What number of lines hold the word "this"? State that number and nothing besides.

++++ EXERCISE DATA

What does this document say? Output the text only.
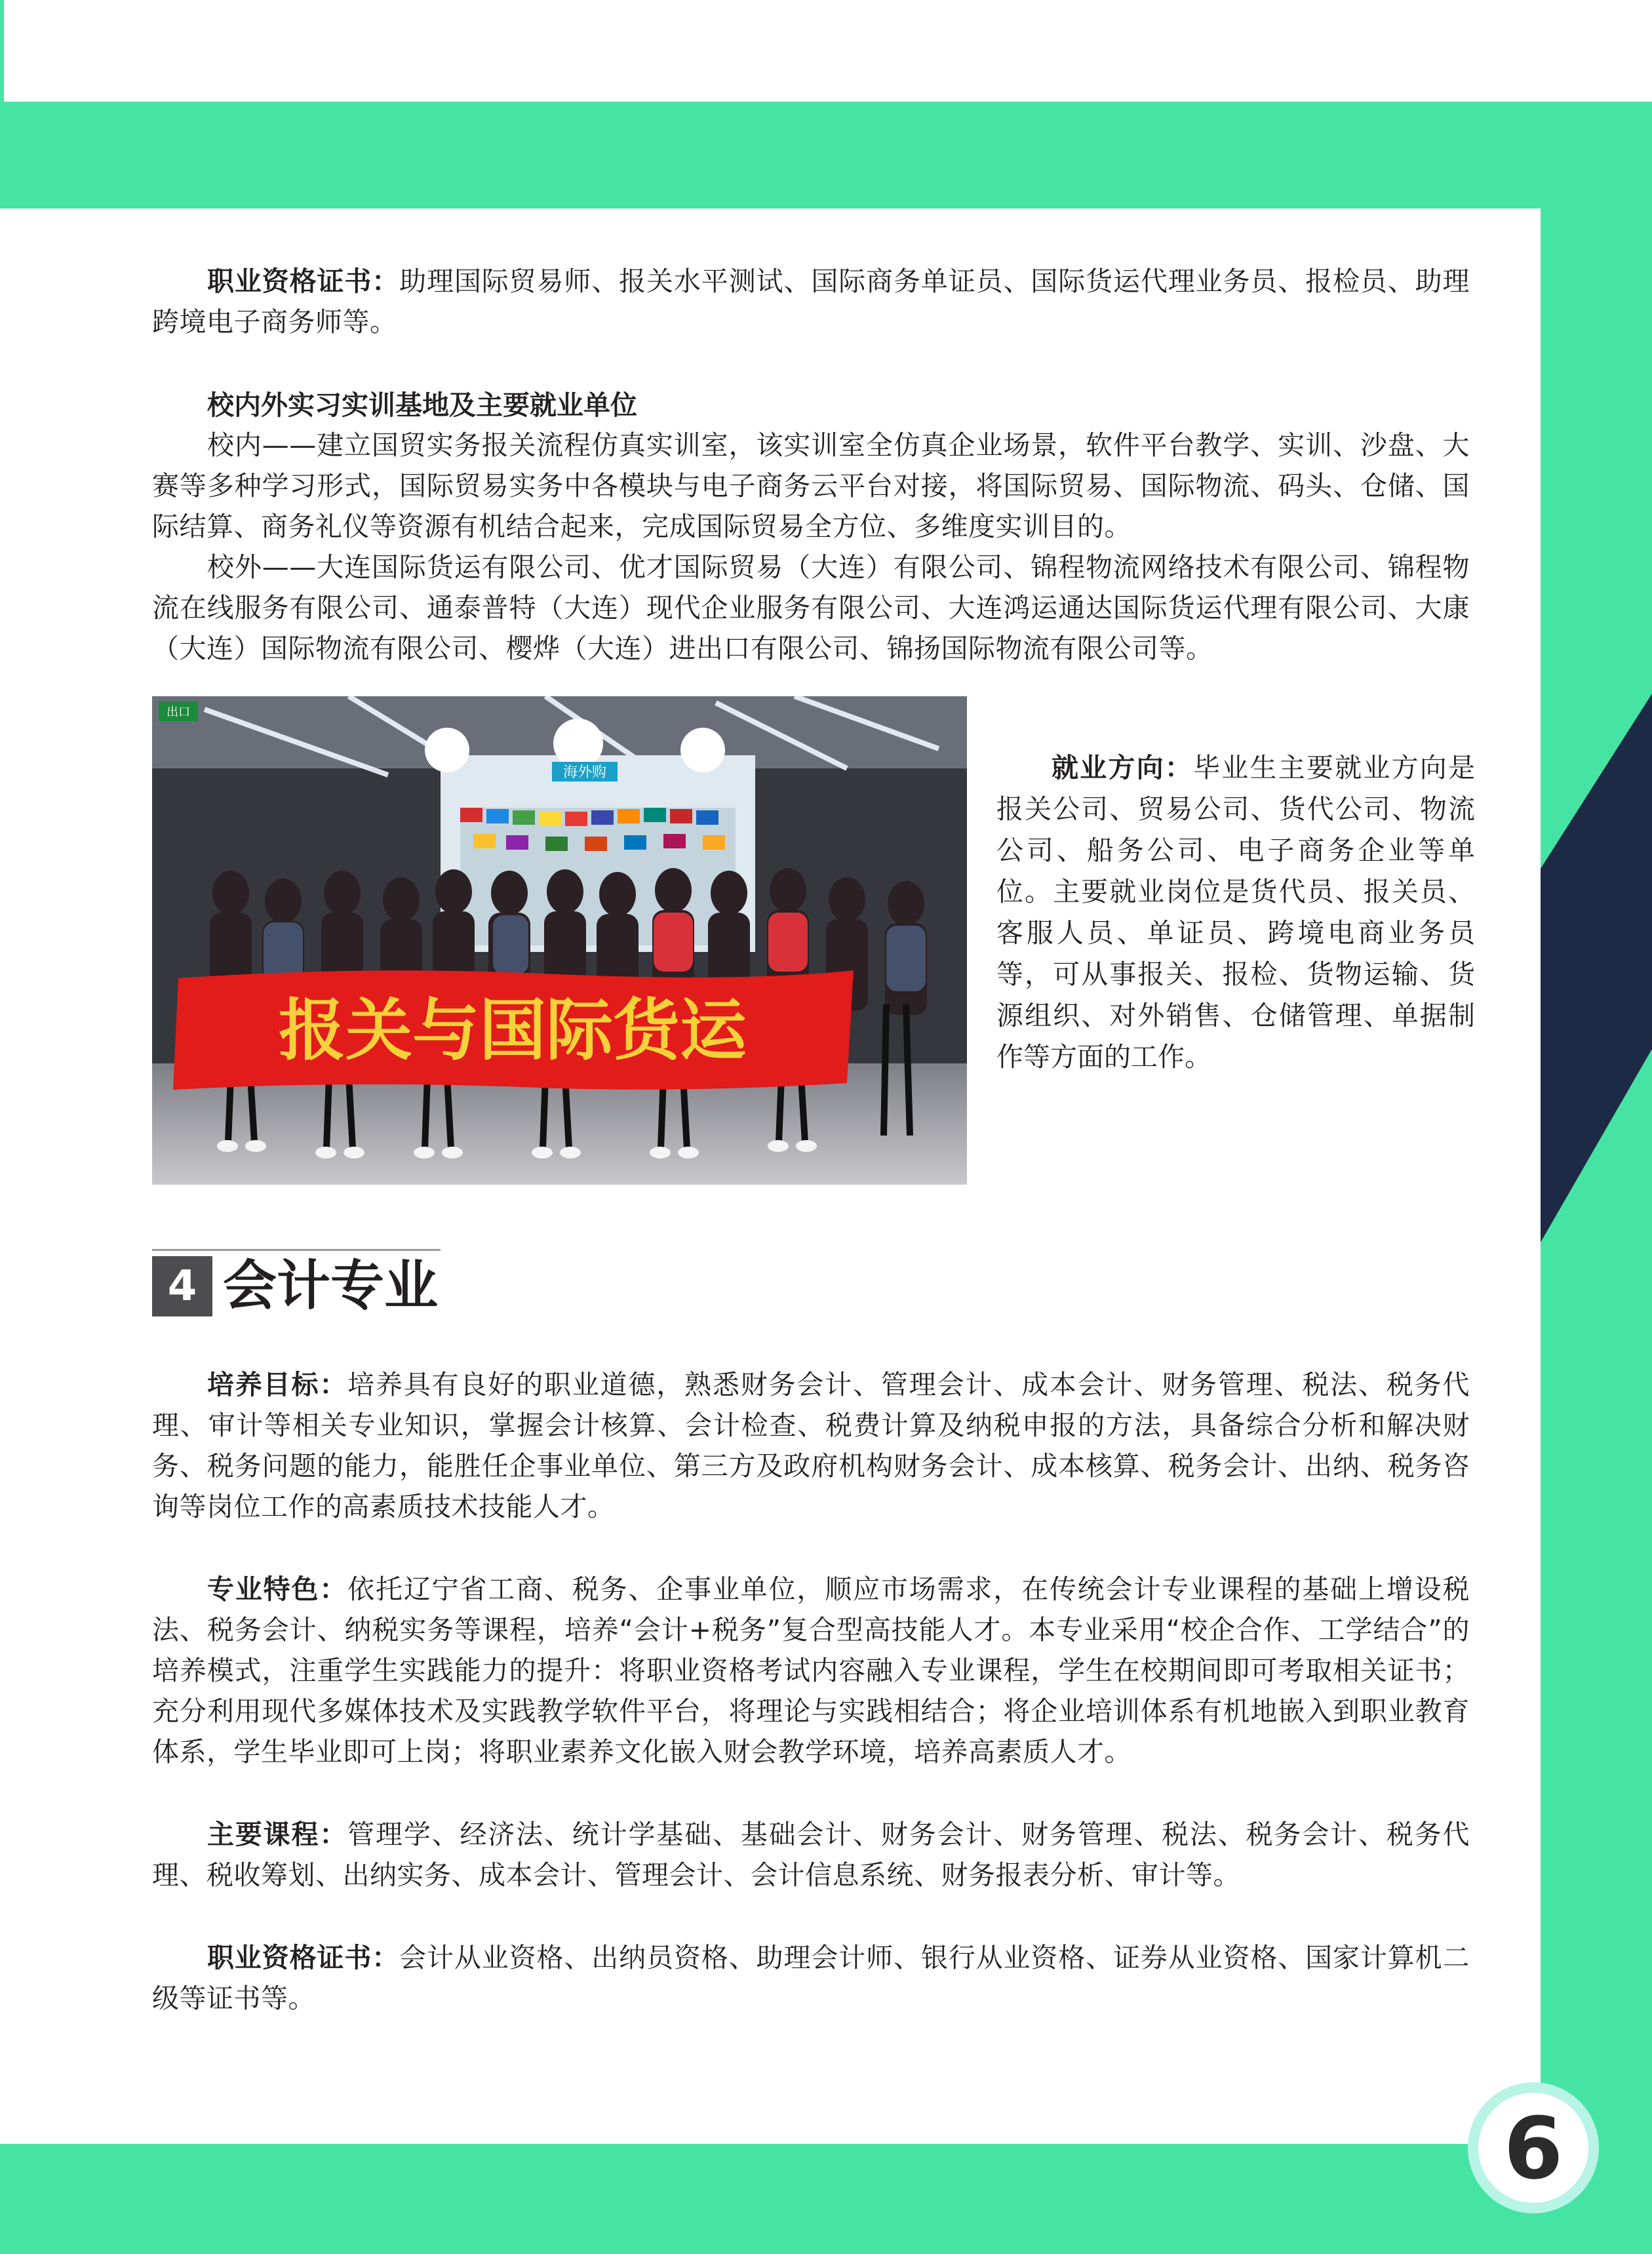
职业资格证书：助理国际贸易师、报关水平测试、国际商务单证员、国际货运代理业务员、报检员、助理跨境电子商务师等。
校内外实习实训基地及主要就业单位
校内——建立国贸实务报关流程仿真实训室，该实训室全仿真企业场景，软件平台教学、实训、沙盘、大赛等多种学习形式，国际贸易实务中各模块与电子商务云平台对接，将国际贸易、国际物流、码头、仓储、国际结算、商务礼仪等资源有机结合起来，完成国际贸易全方位、多维度实训目的。
校外——大连国际货运有限公司、优才国际贸易（大连）有限公司、锦程物流网络技术有限公司、锦程物流在线服务有限公司、通泰普特（大连）现代企业服务有限公司、大连鸿运通达国际货运代理有限公司、大康（大连）国际物流有限公司、樱烨（大连）进出口有限公司、锦扬国际物流有限公司等。
海外购
出口
报关与国际货运
就业方向：毕业生主要就业方向是报关公司、贸易公司、货代公司、物流公司、船务公司、电子商务企业等单位。主要就业岗位是货代员、报关员、客服人员、单证员、跨境电商业务员等，可从事报关、报检、货物运输、货源组织、对外销售、仓储管理、单据制作等方面的工作。
4 会计专业
培养目标：培养具有良好的职业道德，熟悉财务会计、管理会计、成本会计、财务管理、税法、税务代理、审计等相关专业知识，掌握会计核算、会计检查、税费计算及纳税申报的方法，具备综合分析和解决财务、税务问题的能力，能胜任企事业单位、第三方及政府机构财务会计、成本核算、税务会计、出纳、税务咨询等岗位工作的高素质技术技能人才。
专业特色：依托辽宁省工商、税务、企事业单位，顺应市场需求，在传统会计专业课程的基础上增设税法、税务会计、纳税实务等课程，培养“会计+税务”复合型高技能人才。本专业采用“校企合作、工学结合”的培养模式，注重学生实践能力的提升：将职业资格考试内容融入专业课程，学生在校期间即可考取相关证书；充分利用现代多媒体技术及实践教学软件平台，将理论与实践相结合；将企业培训体系有机地嵌入到职业教育体系，学生毕业即可上岗；将职业素养文化嵌入财会教学环境，培养高素质人才。
主要课程：管理学、经济法、统计学基础、基础会计、财务会计、财务管理、税法、税务会计、税务代理、税收筹划、出纳实务、成本会计、管理会计、会计信息系统、财务报表分析、审计等。
职业资格证书：会计从业资格、出纳员资格、助理会计师、银行从业资格、证券从业资格、国家计算机二级等证书等。
6
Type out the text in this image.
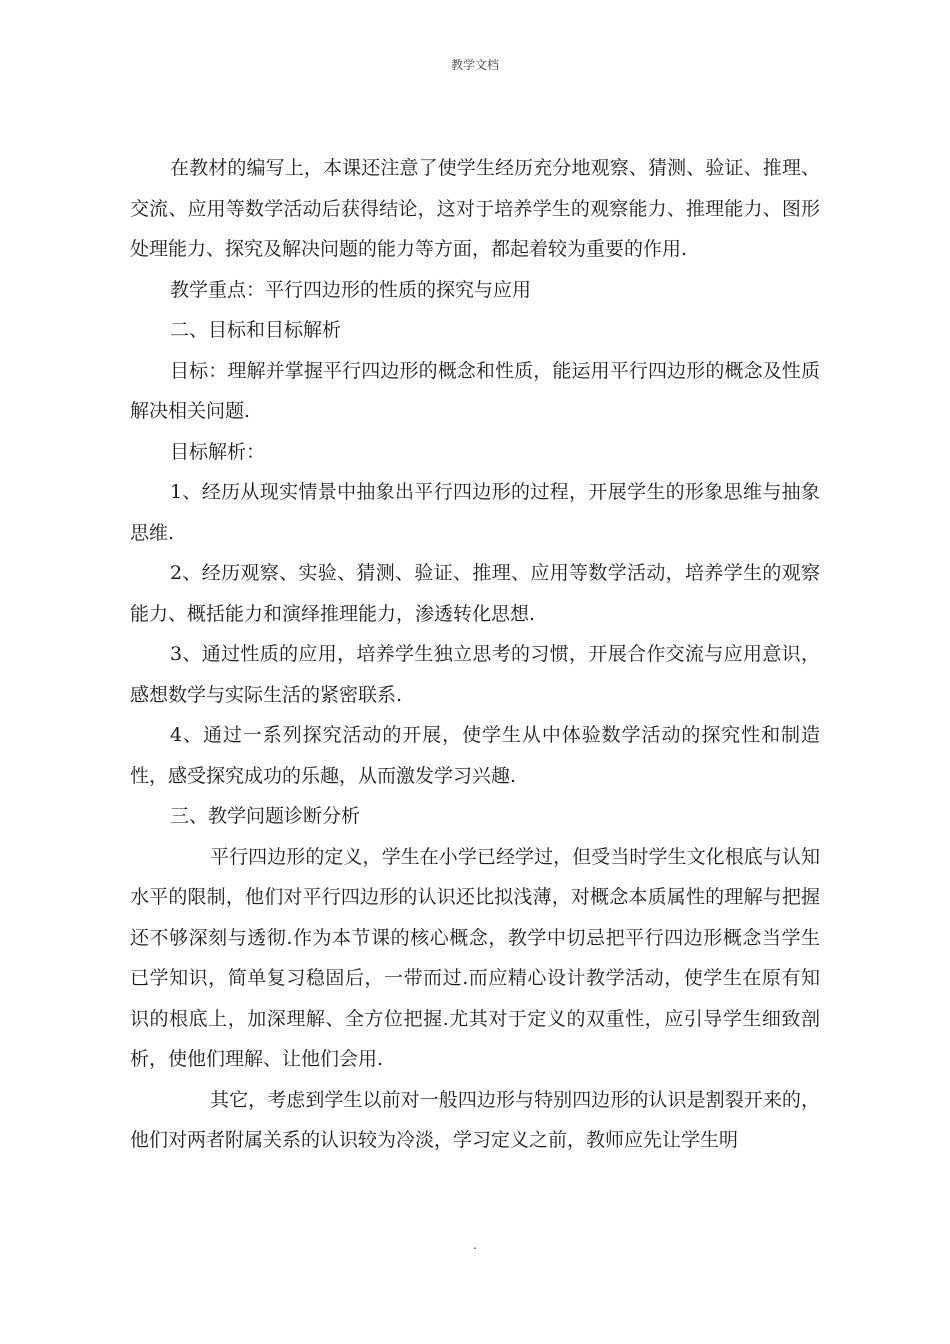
教学文档

在教材的编写上，本课还注意了使学生经历充分地观察、猜测、验证、推理、交流、应用等数学活动后获得结论，这对于培养学生的观察能力、推理能力、图形处理能力、探究及解决问题的能力等方面，都起着较为重要的作用.

教学重点：平行四边形的性质的探究与应用

二、目标和目标解析

目标：理解并掌握平行四边形的概念和性质，能运用平行四边形的概念及性质解决相关问题.

目标解析：

1、经历从现实情景中抽象出平行四边形的过程，开展学生的形象思维与抽象思维.

2、经历观察、实验、猜测、验证、推理、应用等数学活动，培养学生的观察能力、概括能力和演绎推理能力，渗透转化思想.

3、通过性质的应用，培养学生独立思考的习惯，开展合作交流与应用意识，感想数学与实际生活的紧密联系.

4、通过一系列探究活动的开展，使学生从中体验数学活动的探究性和制造性，感受探究成功的乐趣，从而激发学习兴趣.

三、教学问题诊断分析

平行四边形的定义，学生在小学已经学过，但受当时学生文化根底与认知水平的限制，他们对平行四边形的认识还比拟浅薄，对概念本质属性的理解与把握还不够深刻与透彻.作为本节课的核心概念，教学中切忌把平行四边形概念当学生已学知识，简单复习稳固后，一带而过.而应精心设计教学活动，使学生在原有知识的根底上，加深理解、全方位把握.尤其对于定义的双重性，应引导学生细致剖析，使他们理解、让他们会用.

其它，考虑到学生以前对一般四边形与特别四边形的认识是割裂开来的，他们对两者附属关系的认识较为冷淡，学习定义之前，教师应先让学生明

.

++++++++

■ THE ANSWER: 2